▶ GIVEN INSTRUCTION: Set the following entries down again exactly, line by line.

▶ SOURCE DATA:
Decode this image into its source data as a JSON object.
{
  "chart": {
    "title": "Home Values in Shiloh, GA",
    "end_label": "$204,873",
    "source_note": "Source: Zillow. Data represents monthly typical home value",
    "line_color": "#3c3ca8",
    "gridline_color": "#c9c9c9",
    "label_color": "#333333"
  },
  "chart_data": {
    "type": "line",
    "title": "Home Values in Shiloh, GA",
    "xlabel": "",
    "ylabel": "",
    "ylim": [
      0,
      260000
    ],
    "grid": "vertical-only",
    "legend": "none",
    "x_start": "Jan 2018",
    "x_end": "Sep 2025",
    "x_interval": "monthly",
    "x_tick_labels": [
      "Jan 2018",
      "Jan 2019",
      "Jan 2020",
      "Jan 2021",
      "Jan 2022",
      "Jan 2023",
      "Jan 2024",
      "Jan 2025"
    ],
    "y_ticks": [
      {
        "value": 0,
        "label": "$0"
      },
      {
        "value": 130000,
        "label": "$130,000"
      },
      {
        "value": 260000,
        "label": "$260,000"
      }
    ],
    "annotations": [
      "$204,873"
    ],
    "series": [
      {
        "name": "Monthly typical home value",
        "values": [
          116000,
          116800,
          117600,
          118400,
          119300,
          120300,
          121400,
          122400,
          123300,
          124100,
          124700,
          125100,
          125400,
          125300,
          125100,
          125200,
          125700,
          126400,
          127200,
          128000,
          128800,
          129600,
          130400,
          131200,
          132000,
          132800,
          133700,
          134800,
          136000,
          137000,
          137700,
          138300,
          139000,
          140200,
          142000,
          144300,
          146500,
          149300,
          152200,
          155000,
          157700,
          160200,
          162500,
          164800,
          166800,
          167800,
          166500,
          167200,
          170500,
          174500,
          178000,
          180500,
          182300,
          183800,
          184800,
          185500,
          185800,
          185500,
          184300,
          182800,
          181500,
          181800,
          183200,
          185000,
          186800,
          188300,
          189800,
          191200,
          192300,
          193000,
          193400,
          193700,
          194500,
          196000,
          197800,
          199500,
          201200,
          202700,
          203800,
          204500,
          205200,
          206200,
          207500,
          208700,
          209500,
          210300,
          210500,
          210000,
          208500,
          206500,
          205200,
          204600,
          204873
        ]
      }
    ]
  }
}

▶ THE SOLUTION:
Decode this image into its source data as a JSON object.
{
  "chart": {
    "title": "Home Values in Shiloh, GA",
    "end_label": "$204,873",
    "source_note": "Source: Zillow. Data represents monthly typical home value",
    "line_color": "#3c3ca8",
    "gridline_color": "#c9c9c9",
    "label_color": "#333333"
  },
  "chart_data": {
    "type": "line",
    "title": "Home Values in Shiloh, GA",
    "xlabel": "",
    "ylabel": "",
    "ylim": [
      0,
      260000
    ],
    "grid": "vertical-only",
    "legend": "none",
    "x_start": "Jan 2018",
    "x_end": "Sep 2025",
    "x_interval": "monthly",
    "x_tick_labels": [
      "Jan 2018",
      "Jan 2019",
      "Jan 2020",
      "Jan 2021",
      "Jan 2022",
      "Jan 2023",
      "Jan 2024",
      "Jan 2025"
    ],
    "y_ticks": [
      {
        "value": 0,
        "label": "$0"
      },
      {
        "value": 130000,
        "label": "$130,000"
      },
      {
        "value": 260000,
        "label": "$260,000"
      }
    ],
    "annotations": [
      "$204,873"
    ],
    "series": [
      {
        "name": "Monthly typical home value",
        "values": [
          116000,
          116800,
          117600,
          118400,
          119300,
          120300,
          121400,
          122400,
          123300,
          124100,
          124700,
          125100,
          125400,
          125300,
          125100,
          125200,
          125700,
          126400,
          127200,
          128000,
          128800,
          129600,
          130400,
          131200,
          132000,
          132800,
          133700,
          134800,
          136000,
          137000,
          137700,
          138300,
          139000,
          140200,
          142000,
          144300,
          146500,
          149300,
          152200,
          155000,
          157700,
          160200,
          162500,
          164800,
          166800,
          167800,
          166500,
          167200,
          170500,
          174500,
          178000,
          180500,
          182300,
          183800,
          184800,
          185500,
          185800,
          185500,
          184300,
          182800,
          181500,
          181800,
          183200,
          185000,
          186800,
          188300,
          189800,
          191200,
          192300,
          193000,
          193400,
          193700,
          194500,
          196000,
          197800,
          199500,
          201200,
          202700,
          203800,
          204500,
          205200,
          206200,
          207500,
          208700,
          209500,
          210300,
          210500,
          210000,
          208500,
          206500,
          205200,
          204600,
          204873
        ]
      }
    ]
  }
}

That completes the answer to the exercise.